## Your instructions:
Pull every line with the word "detected" out of the entries below.

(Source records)
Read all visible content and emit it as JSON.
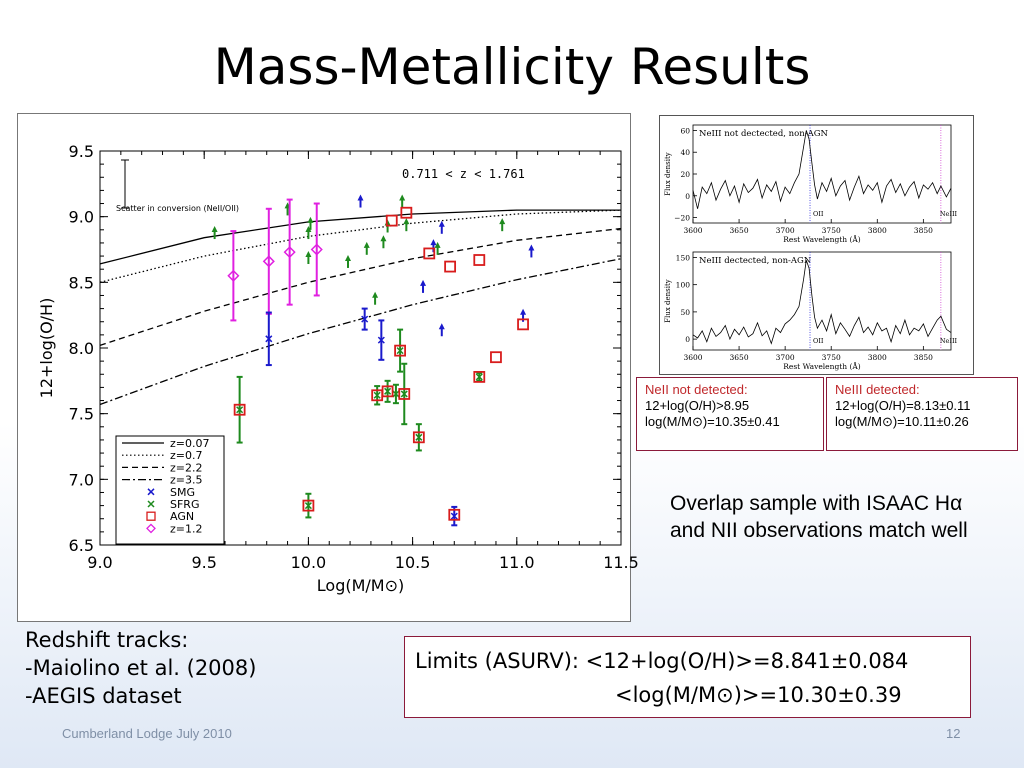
{
  "slide": {
    "title": "Mass-Metallicity Results",
    "footer_left": "Cumberland Lodge July 2010",
    "page_number": "12"
  },
  "boxes": {
    "neii": {
      "heading": "NeII not detected:",
      "line1": "12+log(O/H)>8.95",
      "line2": "log(M/M⊙)=10.35±0.41"
    },
    "neiii": {
      "heading": "NeIII detected:",
      "line1": "12+log(O/H)=8.13±0.11",
      "line2": "log(M/M⊙)=10.11±0.26"
    }
  },
  "overlap_text": "Overlap sample with ISAAC Hα and NII observations match well",
  "tracks": {
    "heading": "Redshift tracks:",
    "items": [
      "-Maiolino et al. (2008)",
      "-AEGIS dataset"
    ]
  },
  "limits": {
    "line1": "Limits (ASURV):  <12+log(O/H)>=8.841±0.084",
    "line2": "<log(M/M⊙)>=10.30±0.39"
  },
  "colors": {
    "smg": "#1a1acc",
    "sfrg": "#1e8a1e",
    "agn": "#d81c1c",
    "z12": "#e020e0",
    "limit_arrow_blue": "#1a1acc",
    "limit_arrow_green": "#1e8a1e"
  },
  "chart_data": [
    {
      "type": "scatter",
      "annotation": "0.711 < z < 1.761",
      "scatter_label": "Scatter in conversion (NeII/OII)",
      "xlabel": "Log(M/M⊙)",
      "ylabel": "12+log(O/H)",
      "xlim": [
        9.0,
        11.5
      ],
      "ylim": [
        6.5,
        9.5
      ],
      "xticks": [
        "9.0",
        "9.5",
        "10.0",
        "10.5",
        "11.0",
        "11.5"
      ],
      "yticks": [
        "6.5",
        "7.0",
        "7.5",
        "8.0",
        "8.5",
        "9.0",
        "9.5"
      ],
      "legend": {
        "placement": "bottom-left",
        "entries": [
          "z=0.07",
          "z=0.7",
          "z=2.2",
          "z=3.5",
          "SMG",
          "SFRG",
          "AGN",
          "z=1.2"
        ]
      },
      "tracks": [
        {
          "name": "z=0.07",
          "style": "solid",
          "x": [
            9.0,
            9.5,
            10.0,
            10.5,
            11.0,
            11.5
          ],
          "y": [
            8.64,
            8.84,
            8.96,
            9.02,
            9.05,
            9.05
          ]
        },
        {
          "name": "z=0.7",
          "style": "dotted",
          "x": [
            9.0,
            9.5,
            10.0,
            10.5,
            11.0,
            11.5
          ],
          "y": [
            8.5,
            8.7,
            8.85,
            8.95,
            9.02,
            9.05
          ]
        },
        {
          "name": "z=2.2",
          "style": "dashed",
          "x": [
            9.0,
            9.5,
            10.0,
            10.5,
            11.0,
            11.5
          ],
          "y": [
            8.02,
            8.28,
            8.5,
            8.68,
            8.82,
            8.91
          ]
        },
        {
          "name": "z=3.5",
          "style": "dashdot",
          "x": [
            9.0,
            9.5,
            10.0,
            10.5,
            11.0,
            11.5
          ],
          "y": [
            7.57,
            7.86,
            8.11,
            8.33,
            8.52,
            8.68
          ]
        }
      ],
      "smg": [
        {
          "x": 9.81,
          "y": 8.07,
          "err": 0.2
        },
        {
          "x": 10.27,
          "y": 8.22,
          "err": 0.08
        },
        {
          "x": 10.35,
          "y": 8.06,
          "err": 0.15
        },
        {
          "x": 10.7,
          "y": 6.72,
          "err": 0.07
        }
      ],
      "sfrg": [
        {
          "x": 9.67,
          "y": 7.53,
          "err": 0.25
        },
        {
          "x": 10.0,
          "y": 6.8,
          "err": 0.09
        },
        {
          "x": 10.33,
          "y": 7.64,
          "err": 0.07
        },
        {
          "x": 10.38,
          "y": 7.67,
          "err": 0.08
        },
        {
          "x": 10.42,
          "y": 7.65,
          "err": 0.07
        },
        {
          "x": 10.44,
          "y": 7.98,
          "err": 0.16
        },
        {
          "x": 10.46,
          "y": 7.65,
          "err": 0.23
        },
        {
          "x": 10.53,
          "y": 7.32,
          "err": 0.1
        },
        {
          "x": 10.82,
          "y": 7.78,
          "err": 0.03
        }
      ],
      "agn": [
        {
          "x": 9.67,
          "y": 7.53
        },
        {
          "x": 10.0,
          "y": 6.8
        },
        {
          "x": 10.33,
          "y": 7.64
        },
        {
          "x": 10.38,
          "y": 7.67
        },
        {
          "x": 10.4,
          "y": 8.97
        },
        {
          "x": 10.44,
          "y": 7.98
        },
        {
          "x": 10.46,
          "y": 7.65
        },
        {
          "x": 10.47,
          "y": 9.03
        },
        {
          "x": 10.53,
          "y": 7.32
        },
        {
          "x": 10.58,
          "y": 8.72
        },
        {
          "x": 10.68,
          "y": 8.62
        },
        {
          "x": 10.7,
          "y": 6.73
        },
        {
          "x": 10.82,
          "y": 7.78
        },
        {
          "x": 10.82,
          "y": 8.67
        },
        {
          "x": 10.9,
          "y": 7.93
        },
        {
          "x": 11.03,
          "y": 8.18
        }
      ],
      "z12": [
        {
          "x": 9.64,
          "y": 8.55,
          "err": 0.34
        },
        {
          "x": 9.81,
          "y": 8.66,
          "err": 0.4
        },
        {
          "x": 9.91,
          "y": 8.73,
          "err": 0.4
        },
        {
          "x": 10.04,
          "y": 8.75,
          "err": 0.35
        }
      ],
      "limits_blue": [
        {
          "x": 10.25,
          "y": 9.1
        },
        {
          "x": 10.6,
          "y": 8.76
        },
        {
          "x": 10.64,
          "y": 8.9
        },
        {
          "x": 10.55,
          "y": 8.45
        },
        {
          "x": 10.64,
          "y": 8.12
        },
        {
          "x": 11.03,
          "y": 8.23
        },
        {
          "x": 11.07,
          "y": 8.72
        }
      ],
      "limits_green": [
        {
          "x": 9.55,
          "y": 8.86
        },
        {
          "x": 9.9,
          "y": 9.04
        },
        {
          "x": 10.0,
          "y": 8.86
        },
        {
          "x": 10.0,
          "y": 8.67
        },
        {
          "x": 10.01,
          "y": 8.93
        },
        {
          "x": 10.19,
          "y": 8.64
        },
        {
          "x": 10.28,
          "y": 8.74
        },
        {
          "x": 10.36,
          "y": 8.79
        },
        {
          "x": 10.38,
          "y": 8.91
        },
        {
          "x": 10.45,
          "y": 9.1
        },
        {
          "x": 10.47,
          "y": 8.92
        },
        {
          "x": 10.62,
          "y": 8.74
        },
        {
          "x": 10.32,
          "y": 8.36
        },
        {
          "x": 10.93,
          "y": 8.92
        }
      ]
    },
    {
      "type": "line",
      "annotation": "NeIII not dectected, non-AGN",
      "xlabel": "Rest Wavelength (Å)",
      "ylabel": "Flux density",
      "xlim": [
        3600,
        3880
      ],
      "ylim": [
        -25,
        65
      ],
      "xticks": [
        "3600",
        "3650",
        "3700",
        "3750",
        "3800",
        "3850"
      ],
      "yticks": [
        "−20",
        "0",
        "20",
        "40",
        "60"
      ],
      "line_labels": [
        "OII",
        "NeIII"
      ],
      "x": [
        3600,
        3605,
        3610,
        3615,
        3620,
        3625,
        3630,
        3635,
        3640,
        3645,
        3650,
        3655,
        3660,
        3665,
        3670,
        3675,
        3680,
        3685,
        3690,
        3695,
        3700,
        3705,
        3710,
        3715,
        3720,
        3723,
        3726,
        3729,
        3732,
        3735,
        3740,
        3745,
        3750,
        3755,
        3760,
        3765,
        3770,
        3775,
        3780,
        3785,
        3790,
        3795,
        3800,
        3805,
        3810,
        3815,
        3820,
        3825,
        3830,
        3835,
        3840,
        3845,
        3850,
        3855,
        3860,
        3865,
        3869,
        3875,
        3880
      ],
      "y": [
        5,
        -12,
        8,
        2,
        12,
        -4,
        6,
        14,
        0,
        9,
        -6,
        11,
        3,
        7,
        15,
        -2,
        10,
        4,
        13,
        -5,
        8,
        2,
        12,
        20,
        45,
        60,
        52,
        30,
        10,
        -3,
        12,
        4,
        16,
        0,
        9,
        14,
        -4,
        8,
        18,
        2,
        10,
        5,
        12,
        -6,
        9,
        15,
        3,
        11,
        0,
        8,
        13,
        -2,
        10,
        6,
        12,
        2,
        9,
        -1,
        7
      ]
    },
    {
      "type": "line",
      "annotation": "NeIII dectected, non-AGN",
      "xlabel": "Rest Wavelength (Å)",
      "ylabel": "Flux density",
      "xlim": [
        3600,
        3880
      ],
      "ylim": [
        -20,
        160
      ],
      "xticks": [
        "3600",
        "3650",
        "3700",
        "3750",
        "3800",
        "3850"
      ],
      "yticks": [
        "0",
        "50",
        "100",
        "150"
      ],
      "line_labels": [
        "OII",
        "NeIII"
      ],
      "x": [
        3600,
        3605,
        3610,
        3615,
        3620,
        3625,
        3630,
        3635,
        3640,
        3645,
        3650,
        3655,
        3660,
        3665,
        3670,
        3675,
        3680,
        3685,
        3690,
        3695,
        3700,
        3705,
        3710,
        3715,
        3720,
        3723,
        3726,
        3729,
        3732,
        3735,
        3740,
        3745,
        3750,
        3755,
        3760,
        3765,
        3770,
        3775,
        3780,
        3785,
        3790,
        3795,
        3800,
        3805,
        3810,
        3815,
        3820,
        3825,
        3830,
        3835,
        3840,
        3845,
        3850,
        3855,
        3860,
        3865,
        3869,
        3875,
        3880
      ],
      "y": [
        8,
        2,
        15,
        -5,
        20,
        5,
        12,
        25,
        0,
        18,
        8,
        22,
        4,
        10,
        30,
        6,
        15,
        -8,
        20,
        12,
        28,
        35,
        45,
        60,
        110,
        145,
        130,
        80,
        40,
        20,
        35,
        15,
        45,
        10,
        30,
        18,
        5,
        25,
        40,
        12,
        22,
        8,
        30,
        15,
        20,
        -5,
        25,
        10,
        35,
        8,
        20,
        15,
        28,
        5,
        20,
        35,
        42,
        18,
        12
      ]
    }
  ]
}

## Worked solution:
      "heading": "NeII not detected:",
      "heading": "NeIII detected:",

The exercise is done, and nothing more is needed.